SUPPLIED INFORMATION:

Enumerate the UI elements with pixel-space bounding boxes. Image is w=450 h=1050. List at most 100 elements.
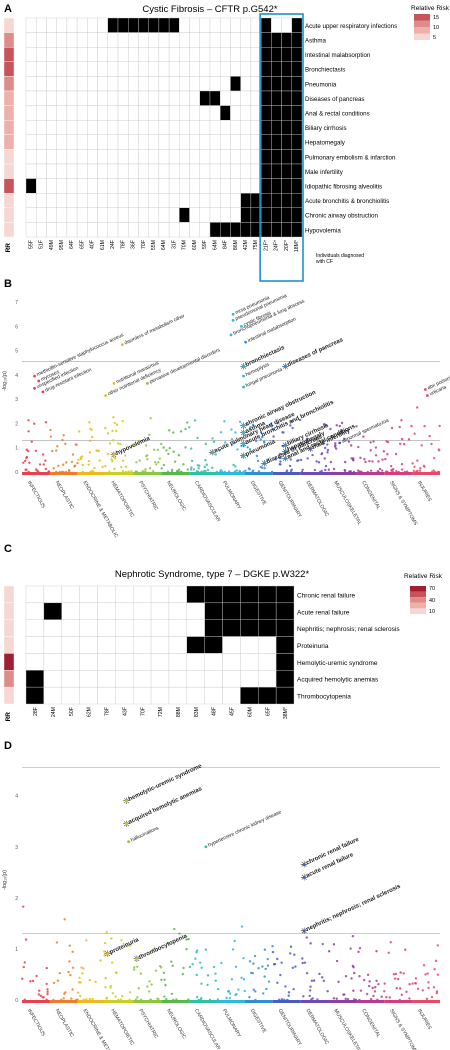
panel-a-cell <box>158 61 170 77</box>
panel-d-point <box>128 998 131 1002</box>
panel-b-point <box>25 456 28 460</box>
panel-b-point <box>419 467 422 470</box>
panel-a-cell <box>281 76 292 92</box>
panel-b-point <box>306 440 309 444</box>
panel-b-point <box>87 463 90 466</box>
panel-b-point <box>148 433 151 437</box>
panel-c-cell <box>25 653 45 671</box>
panel-a-cell <box>25 47 37 63</box>
panel-c-cell <box>240 653 259 671</box>
panel-b-point <box>313 468 317 472</box>
panel-b-point <box>112 416 115 419</box>
panel-b-point <box>372 440 375 443</box>
panel-a-cell <box>220 47 231 63</box>
panel-b-letter: B <box>4 278 12 290</box>
panel-a-cell <box>281 61 292 77</box>
panel-a-cell <box>189 222 200 238</box>
panel-d-point <box>312 979 316 982</box>
panel-a-cell <box>25 76 37 92</box>
panel-b-point <box>300 470 304 474</box>
panel-a-legend-title: Relative Risk <box>411 5 450 12</box>
panel-d-point <box>103 954 106 957</box>
panel-d-point <box>79 994 82 998</box>
panel-c-rr-cell <box>3 686 15 705</box>
panel-b-point <box>263 467 266 470</box>
panel-b-point <box>340 421 344 425</box>
panel-a-highlight-label-1: Individuals diagnosed <box>316 253 364 259</box>
panel-a-cell <box>240 207 252 223</box>
panel-b-category-label: GENITOURINARY <box>277 480 303 520</box>
panel-a-cell <box>281 222 292 238</box>
panel-a-cell <box>56 163 68 179</box>
panel-c-cell <box>43 585 62 604</box>
panel-c-row-label: Proteinuria <box>297 643 329 650</box>
panel-d-category-label: NEUROLOGIC <box>165 1008 187 1040</box>
panel-d-point <box>46 988 49 991</box>
panel-d-category-label: INFECTIOUS <box>26 1008 47 1038</box>
panel-c-cell <box>79 653 98 671</box>
panel-d-point <box>67 970 70 974</box>
panel-d-point <box>357 950 360 954</box>
panel-b-point <box>363 457 366 461</box>
panel-a-cell <box>230 47 241 63</box>
panel-c-cell <box>43 670 62 688</box>
panel-c-cell <box>258 653 277 671</box>
panel-a-cell <box>168 119 180 135</box>
panel-c-cell <box>43 619 62 637</box>
panel-a-col-label: 49M <box>49 240 55 250</box>
panel-b-point <box>148 467 152 470</box>
panel-a-cell <box>179 17 190 33</box>
panel-a-col-label: 42M <box>243 240 249 250</box>
panel-c-cell <box>115 686 134 705</box>
panel-d-point <box>411 982 414 985</box>
panel-b-category-label: MUSCULOSKELETAL <box>332 480 362 526</box>
panel-b-point <box>101 465 104 469</box>
panel-a-cell <box>148 192 160 208</box>
panel-b-point <box>285 469 289 472</box>
panel-b-labeled-point <box>120 343 124 346</box>
panel-d-point <box>228 996 232 1000</box>
panel-a-cell <box>291 192 303 208</box>
panel-a-cell <box>148 149 160 165</box>
panel-b-point <box>144 444 148 447</box>
panel-a-cell <box>271 192 282 208</box>
panel-a-cell <box>128 47 139 63</box>
panel-c-cell <box>240 636 259 654</box>
panel-b-point <box>420 444 423 447</box>
panel-b-point <box>223 420 226 423</box>
panel-b-ytick: 1 <box>15 446 18 452</box>
panel-b-point <box>352 470 356 474</box>
panel-a-cell <box>179 134 190 150</box>
panel-b-point <box>432 469 435 472</box>
panel-a-cell <box>25 17 37 33</box>
panel-a-cell <box>107 90 119 106</box>
panel-a-cell <box>97 134 108 150</box>
panel-b-point <box>410 424 413 428</box>
panel-b-point <box>413 465 416 468</box>
panel-a-cell <box>209 90 221 106</box>
panel-a-cell <box>209 163 221 179</box>
panel-b-point <box>291 426 294 430</box>
panel-d-point <box>56 979 60 982</box>
panel-a-cell <box>179 163 190 179</box>
panel-b-point <box>344 460 347 464</box>
panel-b-point <box>27 419 30 422</box>
panel-a-cell <box>209 192 221 208</box>
panel-b-labeled-point <box>242 365 245 368</box>
panel-a-cell <box>230 76 241 92</box>
panel-b-point <box>64 442 67 446</box>
panel-a-cf-highlight-box <box>259 13 304 282</box>
panel-a-cell <box>240 163 252 179</box>
panel-a-cell <box>46 222 57 238</box>
panel-b-point <box>200 470 203 473</box>
panel-b-point <box>306 457 309 460</box>
panel-c-cell <box>186 636 205 654</box>
panel-d-point <box>31 979 35 983</box>
panel-b-point <box>324 424 327 428</box>
panel-d-point <box>109 986 112 989</box>
panel-a-cell <box>199 178 211 194</box>
panel-a-cell <box>87 222 98 238</box>
panel-a-cell <box>46 76 57 92</box>
panel-b-point <box>269 423 273 427</box>
panel-c-cell <box>61 686 80 705</box>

WHAT IS BEING ASKED:
If a line in the records above holds the string "highlight", copy it.

COMPLETED TASK:
panel-a-highlight-label-1: Individuals diagnosed <box>316 253 364 259</box>
panel-a-cf-highlight-box <box>259 13 304 282</box>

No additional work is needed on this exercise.